• **Exercise aim**
Please restate the following records word for word.

[Data entries]
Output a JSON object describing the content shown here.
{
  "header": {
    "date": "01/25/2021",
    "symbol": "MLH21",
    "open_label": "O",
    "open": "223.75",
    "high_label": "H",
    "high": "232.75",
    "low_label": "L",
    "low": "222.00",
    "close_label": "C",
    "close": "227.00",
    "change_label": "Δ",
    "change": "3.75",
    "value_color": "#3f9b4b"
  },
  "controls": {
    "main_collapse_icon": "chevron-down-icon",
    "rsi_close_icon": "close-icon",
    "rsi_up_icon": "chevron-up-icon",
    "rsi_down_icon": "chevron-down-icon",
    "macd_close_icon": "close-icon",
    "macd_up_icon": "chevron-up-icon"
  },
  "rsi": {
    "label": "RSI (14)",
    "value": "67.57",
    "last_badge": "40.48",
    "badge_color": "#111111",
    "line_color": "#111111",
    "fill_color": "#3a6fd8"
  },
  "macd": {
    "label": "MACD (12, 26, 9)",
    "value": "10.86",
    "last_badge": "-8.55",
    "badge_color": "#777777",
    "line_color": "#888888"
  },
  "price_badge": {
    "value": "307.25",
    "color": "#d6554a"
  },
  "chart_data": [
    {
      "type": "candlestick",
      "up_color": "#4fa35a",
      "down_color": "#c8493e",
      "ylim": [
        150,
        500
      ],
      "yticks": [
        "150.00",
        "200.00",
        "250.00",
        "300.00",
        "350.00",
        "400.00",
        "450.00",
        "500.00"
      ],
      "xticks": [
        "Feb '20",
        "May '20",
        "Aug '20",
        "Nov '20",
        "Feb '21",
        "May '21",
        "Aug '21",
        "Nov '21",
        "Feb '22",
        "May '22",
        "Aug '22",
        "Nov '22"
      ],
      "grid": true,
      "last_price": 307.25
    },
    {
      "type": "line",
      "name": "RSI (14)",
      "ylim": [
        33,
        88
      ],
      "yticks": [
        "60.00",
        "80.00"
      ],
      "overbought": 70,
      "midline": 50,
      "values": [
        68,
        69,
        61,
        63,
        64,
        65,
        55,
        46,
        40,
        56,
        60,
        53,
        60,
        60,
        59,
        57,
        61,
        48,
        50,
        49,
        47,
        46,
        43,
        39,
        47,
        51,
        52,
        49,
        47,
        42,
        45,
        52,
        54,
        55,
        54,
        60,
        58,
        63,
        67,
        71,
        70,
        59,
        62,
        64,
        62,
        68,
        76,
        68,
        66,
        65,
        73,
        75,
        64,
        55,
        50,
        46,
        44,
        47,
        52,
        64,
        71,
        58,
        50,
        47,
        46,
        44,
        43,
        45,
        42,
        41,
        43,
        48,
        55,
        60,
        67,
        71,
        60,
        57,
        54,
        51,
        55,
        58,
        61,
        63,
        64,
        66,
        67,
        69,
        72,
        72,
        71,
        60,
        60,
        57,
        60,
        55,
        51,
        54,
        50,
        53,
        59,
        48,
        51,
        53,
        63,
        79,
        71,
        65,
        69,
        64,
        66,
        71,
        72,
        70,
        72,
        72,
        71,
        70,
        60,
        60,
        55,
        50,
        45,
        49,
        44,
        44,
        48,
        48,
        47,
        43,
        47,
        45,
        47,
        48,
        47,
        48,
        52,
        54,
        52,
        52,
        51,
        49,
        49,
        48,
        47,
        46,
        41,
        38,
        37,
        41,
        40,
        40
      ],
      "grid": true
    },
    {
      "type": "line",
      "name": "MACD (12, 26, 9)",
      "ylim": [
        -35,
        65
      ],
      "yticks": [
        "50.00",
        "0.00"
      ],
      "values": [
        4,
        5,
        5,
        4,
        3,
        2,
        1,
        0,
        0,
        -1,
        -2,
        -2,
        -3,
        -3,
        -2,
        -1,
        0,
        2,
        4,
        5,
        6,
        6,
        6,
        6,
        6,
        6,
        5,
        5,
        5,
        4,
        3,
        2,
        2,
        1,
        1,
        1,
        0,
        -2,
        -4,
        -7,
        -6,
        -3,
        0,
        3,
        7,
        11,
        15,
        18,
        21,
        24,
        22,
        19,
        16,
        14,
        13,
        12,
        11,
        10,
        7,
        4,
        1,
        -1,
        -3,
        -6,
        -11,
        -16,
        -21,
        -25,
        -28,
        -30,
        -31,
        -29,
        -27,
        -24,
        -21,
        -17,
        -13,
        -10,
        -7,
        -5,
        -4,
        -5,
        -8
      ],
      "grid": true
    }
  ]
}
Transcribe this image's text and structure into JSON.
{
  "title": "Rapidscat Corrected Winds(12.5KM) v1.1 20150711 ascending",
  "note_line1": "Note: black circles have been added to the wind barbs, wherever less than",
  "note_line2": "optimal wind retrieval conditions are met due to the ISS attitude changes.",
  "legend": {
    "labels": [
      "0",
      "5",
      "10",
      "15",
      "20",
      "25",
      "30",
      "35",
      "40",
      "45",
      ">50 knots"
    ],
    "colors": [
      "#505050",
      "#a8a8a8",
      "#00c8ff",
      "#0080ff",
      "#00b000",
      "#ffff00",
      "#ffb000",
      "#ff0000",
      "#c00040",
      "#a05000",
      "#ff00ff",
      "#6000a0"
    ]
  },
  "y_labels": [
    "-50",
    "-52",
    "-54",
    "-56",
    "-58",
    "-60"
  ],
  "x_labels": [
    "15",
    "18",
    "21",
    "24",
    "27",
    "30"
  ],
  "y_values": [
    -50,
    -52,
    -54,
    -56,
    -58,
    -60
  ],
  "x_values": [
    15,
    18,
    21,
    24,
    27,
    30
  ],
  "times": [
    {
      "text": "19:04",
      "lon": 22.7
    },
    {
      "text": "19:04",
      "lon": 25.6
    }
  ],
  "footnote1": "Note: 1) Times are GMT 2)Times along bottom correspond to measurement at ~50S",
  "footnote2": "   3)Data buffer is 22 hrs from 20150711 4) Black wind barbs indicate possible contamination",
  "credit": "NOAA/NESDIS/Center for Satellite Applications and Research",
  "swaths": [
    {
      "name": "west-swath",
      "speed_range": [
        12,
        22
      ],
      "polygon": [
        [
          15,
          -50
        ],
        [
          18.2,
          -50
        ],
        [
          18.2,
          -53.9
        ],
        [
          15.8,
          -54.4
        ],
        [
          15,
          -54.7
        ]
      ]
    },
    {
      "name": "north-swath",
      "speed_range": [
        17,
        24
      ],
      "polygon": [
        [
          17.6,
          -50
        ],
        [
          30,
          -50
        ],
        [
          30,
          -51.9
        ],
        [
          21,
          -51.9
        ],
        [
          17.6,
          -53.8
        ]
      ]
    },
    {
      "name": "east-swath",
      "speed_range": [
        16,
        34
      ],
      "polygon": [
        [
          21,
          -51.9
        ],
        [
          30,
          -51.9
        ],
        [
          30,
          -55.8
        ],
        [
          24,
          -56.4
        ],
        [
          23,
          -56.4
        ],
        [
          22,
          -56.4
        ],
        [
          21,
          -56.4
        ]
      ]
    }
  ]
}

• **Solution for this exercise**
Output a JSON object describing the content shown here.
{
  "header": {
    "date": "01/25/2021",
    "symbol": "MLH21",
    "open_label": "O",
    "open": "223.75",
    "high_label": "H",
    "high": "232.75",
    "low_label": "L",
    "low": "222.00",
    "close_label": "C",
    "close": "227.00",
    "change_label": "Δ",
    "change": "3.75",
    "value_color": "#3f9b4b"
  },
  "controls": {
    "main_collapse_icon": "chevron-down-icon",
    "rsi_close_icon": "close-icon",
    "rsi_up_icon": "chevron-up-icon",
    "rsi_down_icon": "chevron-down-icon",
    "macd_close_icon": "close-icon",
    "macd_up_icon": "chevron-up-icon"
  },
  "rsi": {
    "label": "RSI (14)",
    "value": "67.57",
    "last_badge": "40.48",
    "badge_color": "#111111",
    "line_color": "#111111",
    "fill_color": "#3a6fd8"
  },
  "macd": {
    "label": "MACD (12, 26, 9)",
    "value": "10.86",
    "last_badge": "-8.55",
    "badge_color": "#777777",
    "line_color": "#888888"
  },
  "price_badge": {
    "value": "307.25",
    "color": "#d6554a"
  },
  "chart_data": [
    {
      "type": "candlestick",
      "up_color": "#4fa35a",
      "down_color": "#c8493e",
      "ylim": [
        150,
        500
      ],
      "yticks": [
        "150.00",
        "200.00",
        "250.00",
        "300.00",
        "350.00",
        "400.00",
        "450.00",
        "500.00"
      ],
      "xticks": [
        "Feb '20",
        "May '20",
        "Aug '20",
        "Nov '20",
        "Feb '21",
        "May '21",
        "Aug '21",
        "Nov '21",
        "Feb '22",
        "May '22",
        "Aug '22",
        "Nov '22"
      ],
      "grid": true,
      "last_price": 307.25
    },
    {
      "type": "line",
      "name": "RSI (14)",
      "ylim": [
        33,
        88
      ],
      "yticks": [
        "60.00",
        "80.00"
      ],
      "overbought": 70,
      "midline": 50,
      "values": [
        68,
        69,
        61,
        63,
        64,
        65,
        55,
        46,
        40,
        56,
        60,
        53,
        60,
        60,
        59,
        57,
        61,
        48,
        50,
        49,
        47,
        46,
        43,
        39,
        47,
        51,
        52,
        49,
        47,
        42,
        45,
        52,
        54,
        55,
        54,
        60,
        58,
        63,
        67,
        71,
        70,
        59,
        62,
        64,
        62,
        68,
        76,
        68,
        66,
        65,
        73,
        75,
        64,
        55,
        50,
        46,
        44,
        47,
        52,
        64,
        71,
        58,
        50,
        47,
        46,
        44,
        43,
        45,
        42,
        41,
        43,
        48,
        55,
        60,
        67,
        71,
        60,
        57,
        54,
        51,
        55,
        58,
        61,
        63,
        64,
        66,
        67,
        69,
        72,
        72,
        71,
        60,
        60,
        57,
        60,
        55,
        51,
        54,
        50,
        53,
        59,
        48,
        51,
        53,
        63,
        79,
        71,
        65,
        69,
        64,
        66,
        71,
        72,
        70,
        72,
        72,
        71,
        70,
        60,
        60,
        55,
        50,
        45,
        49,
        44,
        44,
        48,
        48,
        47,
        43,
        47,
        45,
        47,
        48,
        47,
        48,
        52,
        54,
        52,
        52,
        51,
        49,
        49,
        48,
        47,
        46,
        41,
        38,
        37,
        41,
        40,
        40
      ],
      "grid": true
    },
    {
      "type": "line",
      "name": "MACD (12, 26, 9)",
      "ylim": [
        -35,
        65
      ],
      "yticks": [
        "50.00",
        "0.00"
      ],
      "values": [
        4,
        5,
        5,
        4,
        3,
        2,
        1,
        0,
        0,
        -1,
        -2,
        -2,
        -3,
        -3,
        -2,
        -1,
        0,
        2,
        4,
        5,
        6,
        6,
        6,
        6,
        6,
        6,
        5,
        5,
        5,
        4,
        3,
        2,
        2,
        1,
        1,
        1,
        0,
        -2,
        -4,
        -7,
        -6,
        -3,
        0,
        3,
        7,
        11,
        15,
        18,
        21,
        24,
        22,
        19,
        16,
        14,
        13,
        12,
        11,
        10,
        7,
        4,
        1,
        -1,
        -3,
        -6,
        -11,
        -16,
        -21,
        -25,
        -28,
        -30,
        -31,
        -29,
        -27,
        -24,
        -21,
        -17,
        -13,
        -10,
        -7,
        -5,
        -4,
        -5,
        -8
      ],
      "grid": true
    }
  ]
}
Transcribe this image's text and structure into JSON.
{
  "title": "Rapidscat Corrected Winds(12.5KM) v1.1 20150711 ascending",
  "note_line1": "Note: black circles have been added to the wind barbs, wherever less than",
  "note_line2": "optimal wind retrieval conditions are met due to the ISS attitude changes.",
  "legend": {
    "labels": [
      "0",
      "5",
      "10",
      "15",
      "20",
      "25",
      "30",
      "35",
      "40",
      "45",
      ">50 knots"
    ],
    "colors": [
      "#505050",
      "#a8a8a8",
      "#00c8ff",
      "#0080ff",
      "#00b000",
      "#ffff00",
      "#ffb000",
      "#ff0000",
      "#c00040",
      "#a05000",
      "#ff00ff",
      "#6000a0"
    ]
  },
  "y_labels": [
    "-50",
    "-52",
    "-54",
    "-56",
    "-58",
    "-60"
  ],
  "x_labels": [
    "15",
    "18",
    "21",
    "24",
    "27",
    "30"
  ],
  "y_values": [
    -50,
    -52,
    -54,
    -56,
    -58,
    -60
  ],
  "x_values": [
    15,
    18,
    21,
    24,
    27,
    30
  ],
  "times": [
    {
      "text": "19:04",
      "lon": 22.7
    },
    {
      "text": "19:04",
      "lon": 25.6
    }
  ],
  "footnote1": "Note: 1) Times are GMT 2)Times along bottom correspond to measurement at ~50S",
  "footnote2": "   3)Data buffer is 22 hrs from 20150711 4) Black wind barbs indicate possible contamination",
  "credit": "NOAA/NESDIS/Center for Satellite Applications and Research",
  "swaths": [
    {
      "name": "west-swath",
      "speed_range": [
        12,
        22
      ],
      "polygon": [
        [
          15,
          -50
        ],
        [
          18.2,
          -50
        ],
        [
          18.2,
          -53.9
        ],
        [
          15.8,
          -54.4
        ],
        [
          15,
          -54.7
        ]
      ]
    },
    {
      "name": "north-swath",
      "speed_range": [
        17,
        24
      ],
      "polygon": [
        [
          17.6,
          -50
        ],
        [
          30,
          -50
        ],
        [
          30,
          -51.9
        ],
        [
          21,
          -51.9
        ],
        [
          17.6,
          -53.8
        ]
      ]
    },
    {
      "name": "east-swath",
      "speed_range": [
        16,
        34
      ],
      "polygon": [
        [
          21,
          -51.9
        ],
        [
          30,
          -51.9
        ],
        [
          30,
          -55.8
        ],
        [
          24,
          -56.4
        ],
        [
          23,
          -56.4
        ],
        [
          22,
          -56.4
        ],
        [
          21,
          -56.4
        ]
      ]
    }
  ]
}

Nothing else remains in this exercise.